Copy each line of the records that contains the word "începuturile".

Stored items from a collection:
********

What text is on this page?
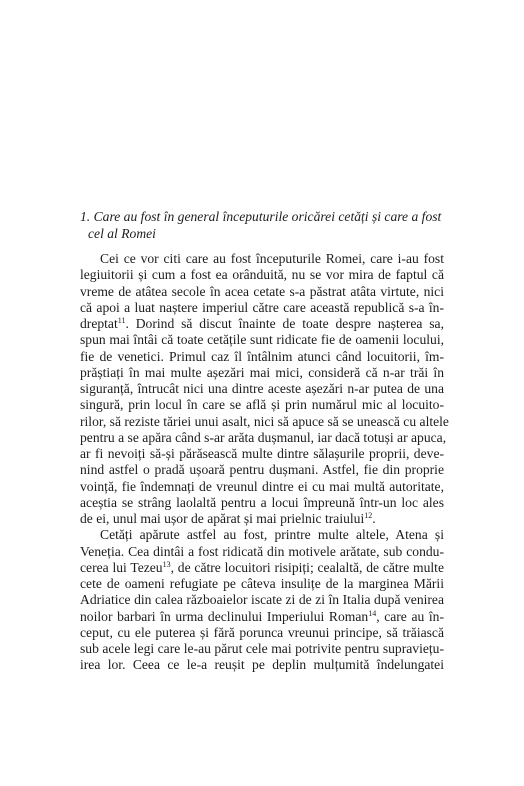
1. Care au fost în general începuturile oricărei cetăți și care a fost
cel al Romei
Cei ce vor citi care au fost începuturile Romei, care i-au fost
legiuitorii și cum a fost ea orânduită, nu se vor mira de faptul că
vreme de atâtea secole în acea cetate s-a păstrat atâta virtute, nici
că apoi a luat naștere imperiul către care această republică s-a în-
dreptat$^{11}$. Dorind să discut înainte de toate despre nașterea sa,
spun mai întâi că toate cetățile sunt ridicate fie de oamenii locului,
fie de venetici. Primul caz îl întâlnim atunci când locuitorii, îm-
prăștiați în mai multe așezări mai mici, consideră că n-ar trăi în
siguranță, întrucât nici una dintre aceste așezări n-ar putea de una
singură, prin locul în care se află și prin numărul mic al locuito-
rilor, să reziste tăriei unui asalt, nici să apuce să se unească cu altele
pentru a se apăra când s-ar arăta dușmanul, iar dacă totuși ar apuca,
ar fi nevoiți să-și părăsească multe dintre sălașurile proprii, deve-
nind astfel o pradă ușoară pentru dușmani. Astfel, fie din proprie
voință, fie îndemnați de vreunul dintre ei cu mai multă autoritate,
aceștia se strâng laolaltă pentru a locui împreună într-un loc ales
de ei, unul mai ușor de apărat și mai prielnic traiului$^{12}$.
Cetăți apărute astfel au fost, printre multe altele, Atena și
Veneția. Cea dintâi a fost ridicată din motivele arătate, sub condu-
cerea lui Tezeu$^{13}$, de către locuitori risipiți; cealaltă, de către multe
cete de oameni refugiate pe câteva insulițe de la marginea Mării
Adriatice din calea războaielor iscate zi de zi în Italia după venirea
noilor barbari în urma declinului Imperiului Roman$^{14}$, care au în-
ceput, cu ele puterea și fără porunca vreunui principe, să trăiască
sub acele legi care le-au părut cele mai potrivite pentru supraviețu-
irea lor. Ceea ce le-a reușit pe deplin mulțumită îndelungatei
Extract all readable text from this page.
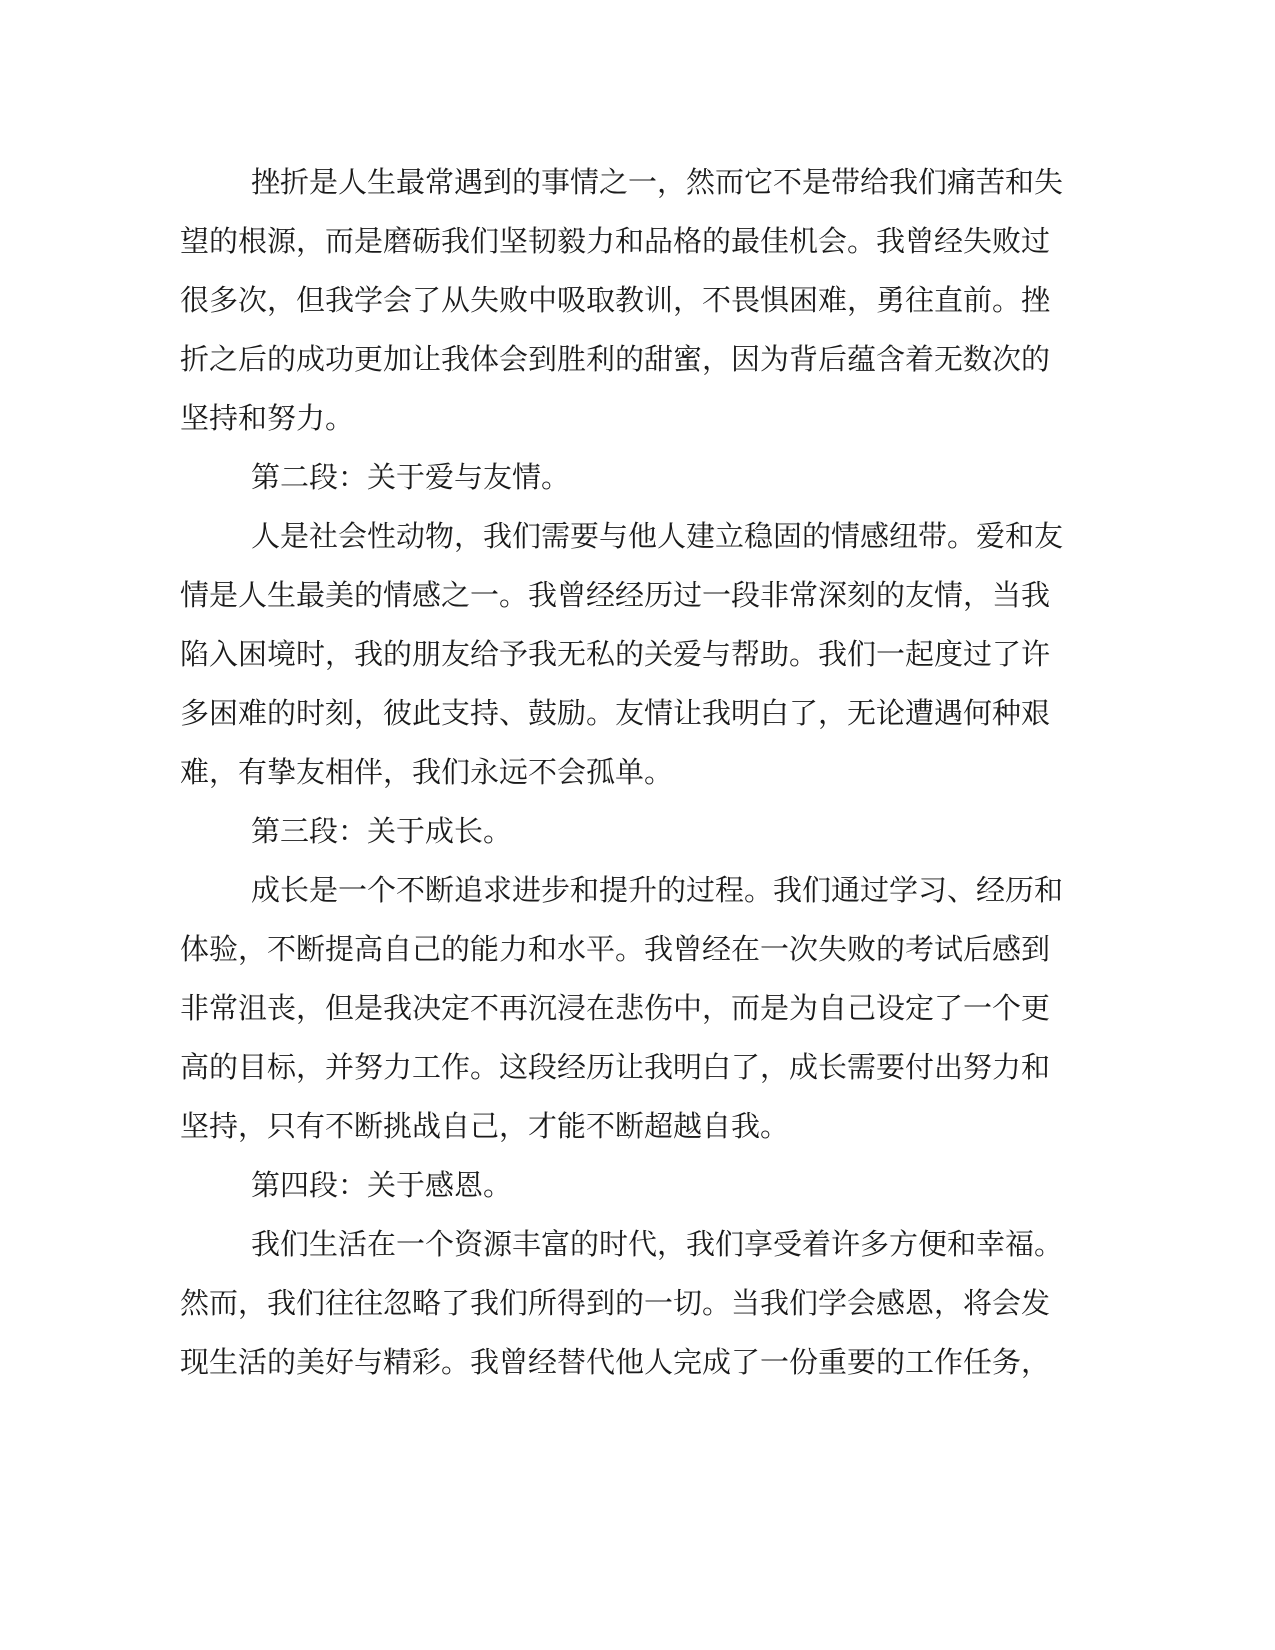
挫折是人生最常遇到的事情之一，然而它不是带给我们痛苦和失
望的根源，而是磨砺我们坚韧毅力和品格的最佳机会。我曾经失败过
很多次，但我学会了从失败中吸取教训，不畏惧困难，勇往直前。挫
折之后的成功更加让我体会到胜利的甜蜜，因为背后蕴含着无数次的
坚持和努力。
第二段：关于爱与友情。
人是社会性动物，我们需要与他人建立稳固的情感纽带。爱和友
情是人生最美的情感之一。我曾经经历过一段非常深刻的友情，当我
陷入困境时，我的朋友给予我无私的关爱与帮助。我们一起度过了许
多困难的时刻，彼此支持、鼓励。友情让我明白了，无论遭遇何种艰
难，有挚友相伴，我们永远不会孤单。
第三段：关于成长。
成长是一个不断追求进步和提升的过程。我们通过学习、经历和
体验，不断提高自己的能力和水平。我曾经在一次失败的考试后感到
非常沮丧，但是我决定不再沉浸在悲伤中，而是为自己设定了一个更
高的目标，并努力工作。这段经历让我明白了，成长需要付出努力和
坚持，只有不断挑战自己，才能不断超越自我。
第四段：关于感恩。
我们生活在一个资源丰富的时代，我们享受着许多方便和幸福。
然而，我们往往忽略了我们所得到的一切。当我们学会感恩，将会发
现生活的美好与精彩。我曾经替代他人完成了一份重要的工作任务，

********

ANSWER TO THIS TASK:
1. Care au fost în general începuturile oricărei cetăți și care a fost
Cei ce vor citi care au fost începuturile Romei, care i-au fost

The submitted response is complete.